Records for this exercise:
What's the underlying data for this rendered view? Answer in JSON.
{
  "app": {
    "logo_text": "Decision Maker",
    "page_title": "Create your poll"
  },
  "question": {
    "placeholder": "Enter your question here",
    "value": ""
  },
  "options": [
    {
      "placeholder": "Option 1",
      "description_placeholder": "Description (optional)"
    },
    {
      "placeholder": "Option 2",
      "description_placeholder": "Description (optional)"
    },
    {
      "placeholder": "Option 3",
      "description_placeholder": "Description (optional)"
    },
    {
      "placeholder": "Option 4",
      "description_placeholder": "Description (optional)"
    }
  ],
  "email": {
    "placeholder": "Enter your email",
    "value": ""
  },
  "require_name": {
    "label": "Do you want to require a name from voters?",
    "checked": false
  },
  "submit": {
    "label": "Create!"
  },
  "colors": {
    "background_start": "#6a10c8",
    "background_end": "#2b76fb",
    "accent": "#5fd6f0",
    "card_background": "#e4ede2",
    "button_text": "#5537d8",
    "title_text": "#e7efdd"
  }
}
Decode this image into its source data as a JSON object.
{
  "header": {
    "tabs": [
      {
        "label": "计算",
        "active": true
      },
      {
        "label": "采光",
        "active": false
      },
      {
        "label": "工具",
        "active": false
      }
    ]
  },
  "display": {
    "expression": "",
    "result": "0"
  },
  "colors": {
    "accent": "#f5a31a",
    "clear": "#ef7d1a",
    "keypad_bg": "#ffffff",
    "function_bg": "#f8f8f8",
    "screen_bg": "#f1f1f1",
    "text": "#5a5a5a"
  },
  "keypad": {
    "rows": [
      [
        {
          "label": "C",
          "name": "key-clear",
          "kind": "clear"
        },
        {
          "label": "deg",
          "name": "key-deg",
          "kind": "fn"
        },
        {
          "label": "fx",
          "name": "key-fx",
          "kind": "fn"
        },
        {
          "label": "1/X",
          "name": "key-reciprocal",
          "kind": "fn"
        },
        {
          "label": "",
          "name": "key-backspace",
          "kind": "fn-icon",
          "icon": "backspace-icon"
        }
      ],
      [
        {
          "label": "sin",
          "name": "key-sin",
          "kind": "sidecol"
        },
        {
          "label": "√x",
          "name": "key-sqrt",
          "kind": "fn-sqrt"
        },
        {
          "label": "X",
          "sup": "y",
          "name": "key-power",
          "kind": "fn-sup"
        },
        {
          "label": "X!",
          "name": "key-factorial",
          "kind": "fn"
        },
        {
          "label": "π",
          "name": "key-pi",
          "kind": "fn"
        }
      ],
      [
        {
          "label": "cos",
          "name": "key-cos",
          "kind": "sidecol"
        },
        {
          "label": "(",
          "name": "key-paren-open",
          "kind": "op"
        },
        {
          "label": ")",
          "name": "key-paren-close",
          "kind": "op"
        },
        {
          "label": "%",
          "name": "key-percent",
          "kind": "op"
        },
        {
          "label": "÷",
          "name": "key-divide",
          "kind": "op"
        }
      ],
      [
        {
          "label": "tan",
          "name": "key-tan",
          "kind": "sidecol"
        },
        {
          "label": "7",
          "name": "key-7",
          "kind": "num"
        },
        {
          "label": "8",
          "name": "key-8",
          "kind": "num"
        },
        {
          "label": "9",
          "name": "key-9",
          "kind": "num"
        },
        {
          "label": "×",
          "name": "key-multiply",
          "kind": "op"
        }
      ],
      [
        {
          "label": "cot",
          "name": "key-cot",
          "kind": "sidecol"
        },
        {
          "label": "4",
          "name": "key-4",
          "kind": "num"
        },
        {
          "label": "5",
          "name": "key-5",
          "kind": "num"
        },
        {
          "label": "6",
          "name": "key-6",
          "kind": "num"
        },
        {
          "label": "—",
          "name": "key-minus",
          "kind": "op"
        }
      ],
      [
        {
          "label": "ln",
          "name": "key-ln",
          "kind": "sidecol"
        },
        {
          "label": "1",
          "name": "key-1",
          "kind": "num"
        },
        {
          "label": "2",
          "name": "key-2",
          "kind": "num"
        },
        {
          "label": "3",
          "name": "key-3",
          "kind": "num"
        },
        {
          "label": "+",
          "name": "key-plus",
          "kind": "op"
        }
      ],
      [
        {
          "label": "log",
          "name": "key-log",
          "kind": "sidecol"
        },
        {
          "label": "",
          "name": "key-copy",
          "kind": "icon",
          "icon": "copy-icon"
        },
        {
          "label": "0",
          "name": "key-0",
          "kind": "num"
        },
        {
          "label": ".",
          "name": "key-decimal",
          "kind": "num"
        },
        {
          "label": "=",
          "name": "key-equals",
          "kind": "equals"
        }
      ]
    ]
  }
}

Stated problem:
All of the records must be repeated exactly.

Exercise output:
What's the underlying data for this rendered view? Answer in JSON.
{
  "app": {
    "logo_text": "Decision Maker",
    "page_title": "Create your poll"
  },
  "question": {
    "placeholder": "Enter your question here",
    "value": ""
  },
  "options": [
    {
      "placeholder": "Option 1",
      "description_placeholder": "Description (optional)"
    },
    {
      "placeholder": "Option 2",
      "description_placeholder": "Description (optional)"
    },
    {
      "placeholder": "Option 3",
      "description_placeholder": "Description (optional)"
    },
    {
      "placeholder": "Option 4",
      "description_placeholder": "Description (optional)"
    }
  ],
  "email": {
    "placeholder": "Enter your email",
    "value": ""
  },
  "require_name": {
    "label": "Do you want to require a name from voters?",
    "checked": false
  },
  "submit": {
    "label": "Create!"
  },
  "colors": {
    "background_start": "#6a10c8",
    "background_end": "#2b76fb",
    "accent": "#5fd6f0",
    "card_background": "#e4ede2",
    "button_text": "#5537d8",
    "title_text": "#e7efdd"
  }
}
Decode this image into its source data as a JSON object.
{
  "header": {
    "tabs": [
      {
        "label": "计算",
        "active": true
      },
      {
        "label": "采光",
        "active": false
      },
      {
        "label": "工具",
        "active": false
      }
    ]
  },
  "display": {
    "expression": "",
    "result": "0"
  },
  "colors": {
    "accent": "#f5a31a",
    "clear": "#ef7d1a",
    "keypad_bg": "#ffffff",
    "function_bg": "#f8f8f8",
    "screen_bg": "#f1f1f1",
    "text": "#5a5a5a"
  },
  "keypad": {
    "rows": [
      [
        {
          "label": "C",
          "name": "key-clear",
          "kind": "clear"
        },
        {
          "label": "deg",
          "name": "key-deg",
          "kind": "fn"
        },
        {
          "label": "fx",
          "name": "key-fx",
          "kind": "fn"
        },
        {
          "label": "1/X",
          "name": "key-reciprocal",
          "kind": "fn"
        },
        {
          "label": "",
          "name": "key-backspace",
          "kind": "fn-icon",
          "icon": "backspace-icon"
        }
      ],
      [
        {
          "label": "sin",
          "name": "key-sin",
          "kind": "sidecol"
        },
        {
          "label": "√x",
          "name": "key-sqrt",
          "kind": "fn-sqrt"
        },
        {
          "label": "X",
          "sup": "y",
          "name": "key-power",
          "kind": "fn-sup"
        },
        {
          "label": "X!",
          "name": "key-factorial",
          "kind": "fn"
        },
        {
          "label": "π",
          "name": "key-pi",
          "kind": "fn"
        }
      ],
      [
        {
          "label": "cos",
          "name": "key-cos",
          "kind": "sidecol"
        },
        {
          "label": "(",
          "name": "key-paren-open",
          "kind": "op"
        },
        {
          "label": ")",
          "name": "key-paren-close",
          "kind": "op"
        },
        {
          "label": "%",
          "name": "key-percent",
          "kind": "op"
        },
        {
          "label": "÷",
          "name": "key-divide",
          "kind": "op"
        }
      ],
      [
        {
          "label": "tan",
          "name": "key-tan",
          "kind": "sidecol"
        },
        {
          "label": "7",
          "name": "key-7",
          "kind": "num"
        },
        {
          "label": "8",
          "name": "key-8",
          "kind": "num"
        },
        {
          "label": "9",
          "name": "key-9",
          "kind": "num"
        },
        {
          "label": "×",
          "name": "key-multiply",
          "kind": "op"
        }
      ],
      [
        {
          "label": "cot",
          "name": "key-cot",
          "kind": "sidecol"
        },
        {
          "label": "4",
          "name": "key-4",
          "kind": "num"
        },
        {
          "label": "5",
          "name": "key-5",
          "kind": "num"
        },
        {
          "label": "6",
          "name": "key-6",
          "kind": "num"
        },
        {
          "label": "—",
          "name": "key-minus",
          "kind": "op"
        }
      ],
      [
        {
          "label": "ln",
          "name": "key-ln",
          "kind": "sidecol"
        },
        {
          "label": "1",
          "name": "key-1",
          "kind": "num"
        },
        {
          "label": "2",
          "name": "key-2",
          "kind": "num"
        },
        {
          "label": "3",
          "name": "key-3",
          "kind": "num"
        },
        {
          "label": "+",
          "name": "key-plus",
          "kind": "op"
        }
      ],
      [
        {
          "label": "log",
          "name": "key-log",
          "kind": "sidecol"
        },
        {
          "label": "",
          "name": "key-copy",
          "kind": "icon",
          "icon": "copy-icon"
        },
        {
          "label": "0",
          "name": "key-0",
          "kind": "num"
        },
        {
          "label": ".",
          "name": "key-decimal",
          "kind": "num"
        },
        {
          "label": "=",
          "name": "key-equals",
          "kind": "equals"
        }
      ]
    ]
  }
}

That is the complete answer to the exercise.